- _Request_: Provide an exact reproduction of every entry.

——————————

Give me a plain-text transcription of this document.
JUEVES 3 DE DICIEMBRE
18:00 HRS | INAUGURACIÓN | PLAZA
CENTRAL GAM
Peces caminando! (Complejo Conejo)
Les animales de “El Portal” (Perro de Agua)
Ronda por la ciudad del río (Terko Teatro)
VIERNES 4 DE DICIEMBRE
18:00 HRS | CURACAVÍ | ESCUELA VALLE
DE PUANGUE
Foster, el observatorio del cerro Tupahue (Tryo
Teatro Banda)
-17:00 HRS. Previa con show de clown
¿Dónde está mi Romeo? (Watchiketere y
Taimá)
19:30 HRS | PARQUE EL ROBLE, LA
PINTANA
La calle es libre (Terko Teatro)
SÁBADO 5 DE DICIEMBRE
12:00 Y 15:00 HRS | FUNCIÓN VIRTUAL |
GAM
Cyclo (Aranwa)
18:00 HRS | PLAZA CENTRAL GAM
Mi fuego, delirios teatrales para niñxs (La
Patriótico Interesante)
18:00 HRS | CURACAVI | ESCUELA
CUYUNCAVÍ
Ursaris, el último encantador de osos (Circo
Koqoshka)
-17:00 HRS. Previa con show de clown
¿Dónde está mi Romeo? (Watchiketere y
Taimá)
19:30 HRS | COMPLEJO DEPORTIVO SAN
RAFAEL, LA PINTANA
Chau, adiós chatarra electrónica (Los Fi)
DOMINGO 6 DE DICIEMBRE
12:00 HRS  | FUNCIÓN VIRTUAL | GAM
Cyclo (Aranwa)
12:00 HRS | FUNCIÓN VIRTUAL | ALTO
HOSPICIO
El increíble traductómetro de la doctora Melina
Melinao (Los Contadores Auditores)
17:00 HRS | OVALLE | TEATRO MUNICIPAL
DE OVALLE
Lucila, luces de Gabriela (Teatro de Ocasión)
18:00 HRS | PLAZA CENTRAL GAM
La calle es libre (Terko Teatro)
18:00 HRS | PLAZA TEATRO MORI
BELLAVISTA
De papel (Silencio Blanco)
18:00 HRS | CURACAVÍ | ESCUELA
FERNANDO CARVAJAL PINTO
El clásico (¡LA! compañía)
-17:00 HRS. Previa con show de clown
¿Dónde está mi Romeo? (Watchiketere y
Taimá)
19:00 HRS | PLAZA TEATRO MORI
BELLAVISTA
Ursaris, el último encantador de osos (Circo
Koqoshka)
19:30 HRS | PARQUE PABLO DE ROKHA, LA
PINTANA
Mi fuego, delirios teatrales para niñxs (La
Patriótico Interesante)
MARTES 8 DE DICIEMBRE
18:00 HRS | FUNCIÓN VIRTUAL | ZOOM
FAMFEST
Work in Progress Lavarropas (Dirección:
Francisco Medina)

——————————

- _Task answer_:
Give me a plain-text transcription of this document.
JUEVES 3 DE DICIEMBRE
18:00 HRS | INAUGURACIÓN | PLAZA
CENTRAL GAM
Peces caminando! (Complejo Conejo)
Les animales de “El Portal” (Perro de Agua)
Ronda por la ciudad del río (Terko Teatro)
VIERNES 4 DE DICIEMBRE
18:00 HRS | CURACAVÍ | ESCUELA VALLE
DE PUANGUE
Foster, el observatorio del cerro Tupahue (Tryo
Teatro Banda)
-17:00 HRS. Previa con show de clown
¿Dónde está mi Romeo? (Watchiketere y
Taimá)
19:30 HRS | PARQUE EL ROBLE, LA
PINTANA
La calle es libre (Terko Teatro)
SÁBADO 5 DE DICIEMBRE
12:00 Y 15:00 HRS | FUNCIÓN VIRTUAL |
GAM
Cyclo (Aranwa)
18:00 HRS | PLAZA CENTRAL GAM
Mi fuego, delirios teatrales para niñxs (La
Patriótico Interesante)
18:00 HRS | CURACAVI | ESCUELA
CUYUNCAVÍ
Ursaris, el último encantador de osos (Circo
Koqoshka)
-17:00 HRS. Previa con show de clown
¿Dónde está mi Romeo? (Watchiketere y
Taimá)
19:30 HRS | COMPLEJO DEPORTIVO SAN
RAFAEL, LA PINTANA
Chau, adiós chatarra electrónica (Los Fi)
DOMINGO 6 DE DICIEMBRE
12:00 HRS  | FUNCIÓN VIRTUAL | GAM
Cyclo (Aranwa)
12:00 HRS | FUNCIÓN VIRTUAL | ALTO
HOSPICIO
El increíble traductómetro de la doctora Melina
Melinao (Los Contadores Auditores)
17:00 HRS | OVALLE | TEATRO MUNICIPAL
DE OVALLE
Lucila, luces de Gabriela (Teatro de Ocasión)
18:00 HRS | PLAZA CENTRAL GAM
La calle es libre (Terko Teatro)
18:00 HRS | PLAZA TEATRO MORI
BELLAVISTA
De papel (Silencio Blanco)
18:00 HRS | CURACAVÍ | ESCUELA
FERNANDO CARVAJAL PINTO
El clásico (¡LA! compañía)
-17:00 HRS. Previa con show de clown
¿Dónde está mi Romeo? (Watchiketere y
Taimá)
19:00 HRS | PLAZA TEATRO MORI
BELLAVISTA
Ursaris, el último encantador de osos (Circo
Koqoshka)
19:30 HRS | PARQUE PABLO DE ROKHA, LA
PINTANA
Mi fuego, delirios teatrales para niñxs (La
Patriótico Interesante)
MARTES 8 DE DICIEMBRE
18:00 HRS | FUNCIÓN VIRTUAL | ZOOM
FAMFEST
Work in Progress Lavarropas (Dirección:
Francisco Medina)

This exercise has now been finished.